Dataset entries on figures
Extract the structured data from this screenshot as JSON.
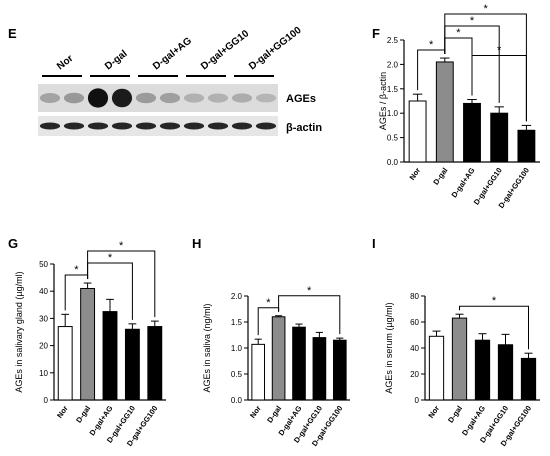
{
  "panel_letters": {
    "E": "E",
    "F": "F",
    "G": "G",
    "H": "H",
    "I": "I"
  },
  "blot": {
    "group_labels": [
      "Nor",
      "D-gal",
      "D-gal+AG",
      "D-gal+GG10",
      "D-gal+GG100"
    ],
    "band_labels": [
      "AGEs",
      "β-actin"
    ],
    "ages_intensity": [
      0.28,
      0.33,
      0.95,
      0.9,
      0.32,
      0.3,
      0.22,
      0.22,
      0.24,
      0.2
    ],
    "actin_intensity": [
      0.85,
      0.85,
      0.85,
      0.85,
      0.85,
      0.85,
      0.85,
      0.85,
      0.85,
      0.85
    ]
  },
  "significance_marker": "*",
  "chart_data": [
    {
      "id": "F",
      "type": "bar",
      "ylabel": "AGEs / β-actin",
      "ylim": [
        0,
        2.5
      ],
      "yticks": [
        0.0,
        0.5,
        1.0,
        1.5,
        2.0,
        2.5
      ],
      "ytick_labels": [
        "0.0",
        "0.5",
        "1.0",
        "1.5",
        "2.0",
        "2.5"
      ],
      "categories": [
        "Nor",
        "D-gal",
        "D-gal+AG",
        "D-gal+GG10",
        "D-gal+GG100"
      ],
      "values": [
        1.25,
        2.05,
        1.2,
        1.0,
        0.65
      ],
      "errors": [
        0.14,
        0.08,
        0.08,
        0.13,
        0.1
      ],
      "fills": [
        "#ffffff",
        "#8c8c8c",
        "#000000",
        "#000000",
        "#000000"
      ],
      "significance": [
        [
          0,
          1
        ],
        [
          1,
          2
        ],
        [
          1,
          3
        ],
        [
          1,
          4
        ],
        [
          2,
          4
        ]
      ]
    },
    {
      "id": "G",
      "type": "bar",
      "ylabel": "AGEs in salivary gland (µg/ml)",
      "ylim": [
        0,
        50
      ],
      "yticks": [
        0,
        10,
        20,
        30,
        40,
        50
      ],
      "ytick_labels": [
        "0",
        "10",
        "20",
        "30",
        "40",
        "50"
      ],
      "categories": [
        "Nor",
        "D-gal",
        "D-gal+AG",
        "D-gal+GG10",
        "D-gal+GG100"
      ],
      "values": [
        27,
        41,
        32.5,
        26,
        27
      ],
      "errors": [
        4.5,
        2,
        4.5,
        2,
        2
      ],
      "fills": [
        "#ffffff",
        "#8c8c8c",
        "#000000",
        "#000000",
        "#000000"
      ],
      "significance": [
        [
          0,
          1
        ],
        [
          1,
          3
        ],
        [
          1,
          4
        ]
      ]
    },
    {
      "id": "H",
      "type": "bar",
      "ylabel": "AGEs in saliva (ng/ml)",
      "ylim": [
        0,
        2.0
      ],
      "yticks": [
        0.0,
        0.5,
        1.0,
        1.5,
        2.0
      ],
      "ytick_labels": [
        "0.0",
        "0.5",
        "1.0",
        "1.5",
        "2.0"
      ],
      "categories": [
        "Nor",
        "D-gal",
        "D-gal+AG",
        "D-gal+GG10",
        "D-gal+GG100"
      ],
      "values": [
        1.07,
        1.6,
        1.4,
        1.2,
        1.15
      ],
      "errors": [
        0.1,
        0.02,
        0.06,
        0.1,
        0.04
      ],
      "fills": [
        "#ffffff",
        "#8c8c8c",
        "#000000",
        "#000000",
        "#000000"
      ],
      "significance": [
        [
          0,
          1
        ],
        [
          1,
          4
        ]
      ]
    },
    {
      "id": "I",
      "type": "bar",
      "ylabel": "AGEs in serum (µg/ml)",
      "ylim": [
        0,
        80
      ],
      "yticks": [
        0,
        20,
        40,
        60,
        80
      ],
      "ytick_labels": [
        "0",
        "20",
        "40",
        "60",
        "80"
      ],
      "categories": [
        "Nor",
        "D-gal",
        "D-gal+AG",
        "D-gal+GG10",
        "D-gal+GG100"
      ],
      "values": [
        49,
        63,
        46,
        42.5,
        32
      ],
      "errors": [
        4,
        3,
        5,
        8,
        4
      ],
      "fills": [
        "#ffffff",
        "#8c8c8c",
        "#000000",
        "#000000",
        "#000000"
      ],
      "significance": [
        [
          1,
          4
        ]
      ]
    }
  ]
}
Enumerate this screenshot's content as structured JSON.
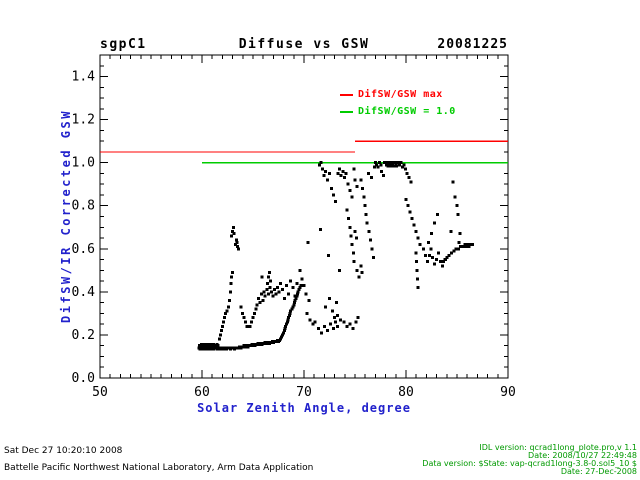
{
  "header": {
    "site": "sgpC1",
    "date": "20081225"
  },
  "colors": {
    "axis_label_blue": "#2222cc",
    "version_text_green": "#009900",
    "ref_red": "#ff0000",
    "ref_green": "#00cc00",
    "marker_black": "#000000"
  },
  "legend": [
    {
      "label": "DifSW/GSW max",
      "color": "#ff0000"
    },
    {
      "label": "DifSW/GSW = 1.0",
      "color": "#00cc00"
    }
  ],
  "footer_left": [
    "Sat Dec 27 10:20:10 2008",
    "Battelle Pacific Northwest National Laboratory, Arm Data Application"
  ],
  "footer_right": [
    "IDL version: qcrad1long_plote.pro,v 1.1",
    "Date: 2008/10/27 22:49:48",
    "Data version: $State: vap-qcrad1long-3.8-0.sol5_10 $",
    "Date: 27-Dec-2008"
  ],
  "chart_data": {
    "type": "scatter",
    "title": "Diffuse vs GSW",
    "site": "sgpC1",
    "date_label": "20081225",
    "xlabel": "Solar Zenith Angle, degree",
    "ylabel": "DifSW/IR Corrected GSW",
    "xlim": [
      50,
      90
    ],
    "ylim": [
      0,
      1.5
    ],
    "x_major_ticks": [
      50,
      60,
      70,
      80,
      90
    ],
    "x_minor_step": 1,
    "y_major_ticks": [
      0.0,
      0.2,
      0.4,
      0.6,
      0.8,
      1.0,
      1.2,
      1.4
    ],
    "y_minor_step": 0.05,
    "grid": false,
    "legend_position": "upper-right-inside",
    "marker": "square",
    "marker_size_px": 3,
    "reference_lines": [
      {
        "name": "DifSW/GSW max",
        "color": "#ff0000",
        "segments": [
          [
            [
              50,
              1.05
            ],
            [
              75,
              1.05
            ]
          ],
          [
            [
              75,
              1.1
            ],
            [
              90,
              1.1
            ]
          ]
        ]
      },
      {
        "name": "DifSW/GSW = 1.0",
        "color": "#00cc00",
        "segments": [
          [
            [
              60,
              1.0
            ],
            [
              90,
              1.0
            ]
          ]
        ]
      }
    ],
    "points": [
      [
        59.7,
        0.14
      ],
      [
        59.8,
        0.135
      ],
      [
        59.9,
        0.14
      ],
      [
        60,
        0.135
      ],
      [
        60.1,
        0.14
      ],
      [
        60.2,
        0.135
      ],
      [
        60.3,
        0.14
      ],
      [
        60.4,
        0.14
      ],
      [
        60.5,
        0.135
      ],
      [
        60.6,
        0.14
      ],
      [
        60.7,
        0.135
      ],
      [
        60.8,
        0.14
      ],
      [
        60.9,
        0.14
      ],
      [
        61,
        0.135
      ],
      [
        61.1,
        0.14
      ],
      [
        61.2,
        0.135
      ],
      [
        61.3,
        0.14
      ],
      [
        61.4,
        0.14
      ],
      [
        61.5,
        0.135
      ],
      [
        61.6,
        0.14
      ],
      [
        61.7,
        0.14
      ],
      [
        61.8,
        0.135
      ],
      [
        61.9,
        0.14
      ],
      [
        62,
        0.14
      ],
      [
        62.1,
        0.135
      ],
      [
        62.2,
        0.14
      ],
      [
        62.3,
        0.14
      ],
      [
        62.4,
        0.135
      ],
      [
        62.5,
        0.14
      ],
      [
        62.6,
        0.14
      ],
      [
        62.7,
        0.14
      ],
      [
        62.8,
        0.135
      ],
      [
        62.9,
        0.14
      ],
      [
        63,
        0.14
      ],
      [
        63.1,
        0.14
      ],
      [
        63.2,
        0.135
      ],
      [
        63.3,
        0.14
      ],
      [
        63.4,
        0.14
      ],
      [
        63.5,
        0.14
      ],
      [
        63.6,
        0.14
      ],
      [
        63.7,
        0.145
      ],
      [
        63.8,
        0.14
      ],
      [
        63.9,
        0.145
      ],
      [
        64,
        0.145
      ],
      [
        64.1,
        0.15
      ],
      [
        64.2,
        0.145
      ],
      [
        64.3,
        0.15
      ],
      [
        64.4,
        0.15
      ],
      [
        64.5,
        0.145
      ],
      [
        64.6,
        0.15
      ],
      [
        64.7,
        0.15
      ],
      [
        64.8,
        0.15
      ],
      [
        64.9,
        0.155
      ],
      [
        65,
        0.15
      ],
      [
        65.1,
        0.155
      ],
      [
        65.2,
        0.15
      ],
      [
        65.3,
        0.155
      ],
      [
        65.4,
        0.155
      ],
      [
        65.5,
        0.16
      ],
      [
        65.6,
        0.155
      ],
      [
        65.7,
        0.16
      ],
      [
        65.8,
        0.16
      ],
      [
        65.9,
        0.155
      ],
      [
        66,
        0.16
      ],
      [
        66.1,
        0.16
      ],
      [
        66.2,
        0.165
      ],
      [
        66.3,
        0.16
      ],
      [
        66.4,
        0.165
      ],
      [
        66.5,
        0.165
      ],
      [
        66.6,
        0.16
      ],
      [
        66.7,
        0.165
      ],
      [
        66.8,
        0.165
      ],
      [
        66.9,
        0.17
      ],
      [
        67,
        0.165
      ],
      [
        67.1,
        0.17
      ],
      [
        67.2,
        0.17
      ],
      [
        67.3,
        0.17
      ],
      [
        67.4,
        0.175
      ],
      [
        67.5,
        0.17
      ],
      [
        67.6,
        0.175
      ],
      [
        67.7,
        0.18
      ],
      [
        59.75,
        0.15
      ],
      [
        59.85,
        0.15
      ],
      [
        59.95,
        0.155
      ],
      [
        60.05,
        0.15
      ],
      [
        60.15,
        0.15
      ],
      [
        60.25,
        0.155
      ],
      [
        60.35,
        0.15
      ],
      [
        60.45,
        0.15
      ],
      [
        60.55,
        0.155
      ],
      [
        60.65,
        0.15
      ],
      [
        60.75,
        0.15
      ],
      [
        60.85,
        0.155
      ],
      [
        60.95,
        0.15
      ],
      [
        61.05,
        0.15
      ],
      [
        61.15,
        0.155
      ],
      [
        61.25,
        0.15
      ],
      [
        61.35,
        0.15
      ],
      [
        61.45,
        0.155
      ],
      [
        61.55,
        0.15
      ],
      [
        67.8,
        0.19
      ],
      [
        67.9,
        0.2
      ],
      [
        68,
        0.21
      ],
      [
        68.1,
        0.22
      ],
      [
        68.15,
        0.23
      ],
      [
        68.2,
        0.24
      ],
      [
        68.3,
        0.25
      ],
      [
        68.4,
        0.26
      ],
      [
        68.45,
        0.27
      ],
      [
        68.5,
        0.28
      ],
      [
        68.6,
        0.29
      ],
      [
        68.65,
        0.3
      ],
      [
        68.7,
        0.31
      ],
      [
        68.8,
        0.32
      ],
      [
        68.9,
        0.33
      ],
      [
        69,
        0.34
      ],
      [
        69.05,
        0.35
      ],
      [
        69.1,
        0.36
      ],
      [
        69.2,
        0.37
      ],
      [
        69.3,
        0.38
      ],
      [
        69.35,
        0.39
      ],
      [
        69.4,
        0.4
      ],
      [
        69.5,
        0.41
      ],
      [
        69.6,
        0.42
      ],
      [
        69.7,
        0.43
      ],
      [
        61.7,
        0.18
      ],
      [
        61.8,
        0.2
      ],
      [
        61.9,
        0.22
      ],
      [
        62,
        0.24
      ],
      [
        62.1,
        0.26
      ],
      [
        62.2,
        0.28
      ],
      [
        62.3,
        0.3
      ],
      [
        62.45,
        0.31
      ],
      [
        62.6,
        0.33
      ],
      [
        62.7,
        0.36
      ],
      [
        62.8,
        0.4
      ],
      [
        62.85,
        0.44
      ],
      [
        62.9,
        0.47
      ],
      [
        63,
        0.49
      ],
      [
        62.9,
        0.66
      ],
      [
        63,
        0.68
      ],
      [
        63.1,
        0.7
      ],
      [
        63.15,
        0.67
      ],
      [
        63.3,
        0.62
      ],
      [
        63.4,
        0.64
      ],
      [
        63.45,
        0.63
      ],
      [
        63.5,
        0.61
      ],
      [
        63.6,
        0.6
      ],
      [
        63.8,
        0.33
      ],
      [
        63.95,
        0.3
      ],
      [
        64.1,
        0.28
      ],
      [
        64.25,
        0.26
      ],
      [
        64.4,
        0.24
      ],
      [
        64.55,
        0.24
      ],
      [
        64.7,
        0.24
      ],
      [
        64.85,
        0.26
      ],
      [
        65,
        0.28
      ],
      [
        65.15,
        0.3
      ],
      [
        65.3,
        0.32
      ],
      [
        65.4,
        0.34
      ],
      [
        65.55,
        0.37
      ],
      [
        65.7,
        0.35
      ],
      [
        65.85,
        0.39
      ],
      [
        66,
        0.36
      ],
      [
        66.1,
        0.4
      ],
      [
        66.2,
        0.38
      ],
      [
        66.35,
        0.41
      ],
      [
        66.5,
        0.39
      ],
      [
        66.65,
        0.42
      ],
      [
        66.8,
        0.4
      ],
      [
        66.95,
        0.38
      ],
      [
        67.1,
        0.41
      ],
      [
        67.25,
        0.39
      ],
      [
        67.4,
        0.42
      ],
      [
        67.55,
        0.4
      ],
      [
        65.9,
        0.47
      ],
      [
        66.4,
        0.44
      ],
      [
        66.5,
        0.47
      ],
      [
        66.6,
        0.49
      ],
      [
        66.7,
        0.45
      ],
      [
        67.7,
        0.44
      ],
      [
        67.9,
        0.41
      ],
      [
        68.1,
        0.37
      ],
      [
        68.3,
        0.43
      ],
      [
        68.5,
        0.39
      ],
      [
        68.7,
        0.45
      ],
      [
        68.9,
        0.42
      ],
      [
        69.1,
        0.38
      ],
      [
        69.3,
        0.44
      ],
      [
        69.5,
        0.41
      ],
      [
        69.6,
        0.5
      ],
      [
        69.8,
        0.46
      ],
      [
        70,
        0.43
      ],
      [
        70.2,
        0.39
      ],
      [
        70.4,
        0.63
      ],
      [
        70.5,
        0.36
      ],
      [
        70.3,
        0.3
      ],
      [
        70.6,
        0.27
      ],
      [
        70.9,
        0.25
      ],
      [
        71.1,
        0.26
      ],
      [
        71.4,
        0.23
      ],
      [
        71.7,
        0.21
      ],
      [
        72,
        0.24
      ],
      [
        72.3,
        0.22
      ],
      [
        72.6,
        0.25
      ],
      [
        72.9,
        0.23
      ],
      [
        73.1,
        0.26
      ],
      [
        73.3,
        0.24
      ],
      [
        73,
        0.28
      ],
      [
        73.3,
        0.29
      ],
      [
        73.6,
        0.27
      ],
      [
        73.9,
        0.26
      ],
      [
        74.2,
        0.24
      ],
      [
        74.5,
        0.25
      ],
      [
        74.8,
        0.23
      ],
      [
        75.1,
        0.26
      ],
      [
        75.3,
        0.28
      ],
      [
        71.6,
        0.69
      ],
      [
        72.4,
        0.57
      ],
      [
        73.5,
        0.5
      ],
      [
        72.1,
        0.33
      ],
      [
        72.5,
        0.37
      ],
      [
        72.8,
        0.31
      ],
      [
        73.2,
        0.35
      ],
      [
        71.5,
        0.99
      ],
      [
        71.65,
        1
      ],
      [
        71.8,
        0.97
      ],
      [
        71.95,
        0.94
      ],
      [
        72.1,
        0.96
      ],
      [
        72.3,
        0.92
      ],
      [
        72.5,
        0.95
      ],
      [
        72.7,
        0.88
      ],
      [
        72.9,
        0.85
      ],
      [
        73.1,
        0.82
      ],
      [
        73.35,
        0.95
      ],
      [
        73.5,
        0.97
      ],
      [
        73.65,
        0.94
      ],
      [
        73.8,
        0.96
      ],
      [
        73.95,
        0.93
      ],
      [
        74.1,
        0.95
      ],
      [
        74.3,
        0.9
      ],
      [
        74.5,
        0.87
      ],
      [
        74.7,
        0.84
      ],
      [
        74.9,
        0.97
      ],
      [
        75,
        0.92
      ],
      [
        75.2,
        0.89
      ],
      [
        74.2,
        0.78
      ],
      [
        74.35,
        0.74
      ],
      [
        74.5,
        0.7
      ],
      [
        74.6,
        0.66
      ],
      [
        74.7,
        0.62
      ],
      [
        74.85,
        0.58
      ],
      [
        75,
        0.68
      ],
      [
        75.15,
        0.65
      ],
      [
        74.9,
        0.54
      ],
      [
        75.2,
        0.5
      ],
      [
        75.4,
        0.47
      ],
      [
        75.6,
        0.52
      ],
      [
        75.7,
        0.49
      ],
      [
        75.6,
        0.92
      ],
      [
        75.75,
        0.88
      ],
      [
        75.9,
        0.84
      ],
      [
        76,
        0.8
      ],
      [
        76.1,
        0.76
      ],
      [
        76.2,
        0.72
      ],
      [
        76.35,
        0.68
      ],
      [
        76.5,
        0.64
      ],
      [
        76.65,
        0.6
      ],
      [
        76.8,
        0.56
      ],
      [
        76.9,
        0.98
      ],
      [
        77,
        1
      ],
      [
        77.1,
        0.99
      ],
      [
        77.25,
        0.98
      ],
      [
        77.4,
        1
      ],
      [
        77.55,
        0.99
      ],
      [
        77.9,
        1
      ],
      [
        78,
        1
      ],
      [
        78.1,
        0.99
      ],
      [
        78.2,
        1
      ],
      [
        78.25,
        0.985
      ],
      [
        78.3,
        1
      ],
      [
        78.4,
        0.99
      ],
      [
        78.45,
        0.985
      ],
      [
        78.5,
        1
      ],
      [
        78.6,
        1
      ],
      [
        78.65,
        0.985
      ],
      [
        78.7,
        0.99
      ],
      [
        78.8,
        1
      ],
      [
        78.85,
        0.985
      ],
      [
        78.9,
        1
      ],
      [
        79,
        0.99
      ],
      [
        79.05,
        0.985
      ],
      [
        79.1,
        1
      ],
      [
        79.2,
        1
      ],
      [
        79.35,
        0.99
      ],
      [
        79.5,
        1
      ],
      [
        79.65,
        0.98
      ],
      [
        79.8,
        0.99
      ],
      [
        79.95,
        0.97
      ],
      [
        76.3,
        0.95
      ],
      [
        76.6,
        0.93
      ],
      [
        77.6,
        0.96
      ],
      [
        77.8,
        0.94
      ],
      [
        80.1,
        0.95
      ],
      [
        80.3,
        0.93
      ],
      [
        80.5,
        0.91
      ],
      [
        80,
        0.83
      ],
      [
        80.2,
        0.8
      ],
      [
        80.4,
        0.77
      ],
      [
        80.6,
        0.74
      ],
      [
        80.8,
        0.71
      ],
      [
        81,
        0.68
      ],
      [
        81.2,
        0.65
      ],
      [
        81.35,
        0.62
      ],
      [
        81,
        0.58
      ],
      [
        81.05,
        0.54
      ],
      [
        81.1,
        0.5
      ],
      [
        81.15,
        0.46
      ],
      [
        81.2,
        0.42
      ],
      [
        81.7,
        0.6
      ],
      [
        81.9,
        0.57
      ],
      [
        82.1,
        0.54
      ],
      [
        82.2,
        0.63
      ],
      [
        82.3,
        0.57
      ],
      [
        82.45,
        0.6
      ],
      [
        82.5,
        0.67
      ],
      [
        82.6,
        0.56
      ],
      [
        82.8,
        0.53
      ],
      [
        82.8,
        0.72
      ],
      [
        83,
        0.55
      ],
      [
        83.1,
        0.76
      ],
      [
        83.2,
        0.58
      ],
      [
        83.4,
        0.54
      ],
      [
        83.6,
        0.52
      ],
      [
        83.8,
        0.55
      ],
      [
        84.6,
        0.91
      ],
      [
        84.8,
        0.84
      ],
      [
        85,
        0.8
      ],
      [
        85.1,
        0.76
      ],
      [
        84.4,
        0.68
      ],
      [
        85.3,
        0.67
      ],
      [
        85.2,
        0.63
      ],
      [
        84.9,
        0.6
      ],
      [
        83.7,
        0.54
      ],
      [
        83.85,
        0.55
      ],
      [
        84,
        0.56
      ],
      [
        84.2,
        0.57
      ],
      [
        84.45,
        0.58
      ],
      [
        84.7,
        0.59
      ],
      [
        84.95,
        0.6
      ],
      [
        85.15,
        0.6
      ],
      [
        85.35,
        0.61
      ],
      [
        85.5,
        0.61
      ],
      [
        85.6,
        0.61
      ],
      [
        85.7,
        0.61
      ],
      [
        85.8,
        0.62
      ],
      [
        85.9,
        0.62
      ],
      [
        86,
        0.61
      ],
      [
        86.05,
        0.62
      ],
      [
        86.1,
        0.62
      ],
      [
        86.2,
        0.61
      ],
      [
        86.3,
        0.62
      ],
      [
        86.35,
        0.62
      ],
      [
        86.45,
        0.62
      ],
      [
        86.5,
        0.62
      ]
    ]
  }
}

Set problem =>
A line counts if it holds the word "screenshot". Work out how many lines in the listing count, and give only that number.

Output =>
2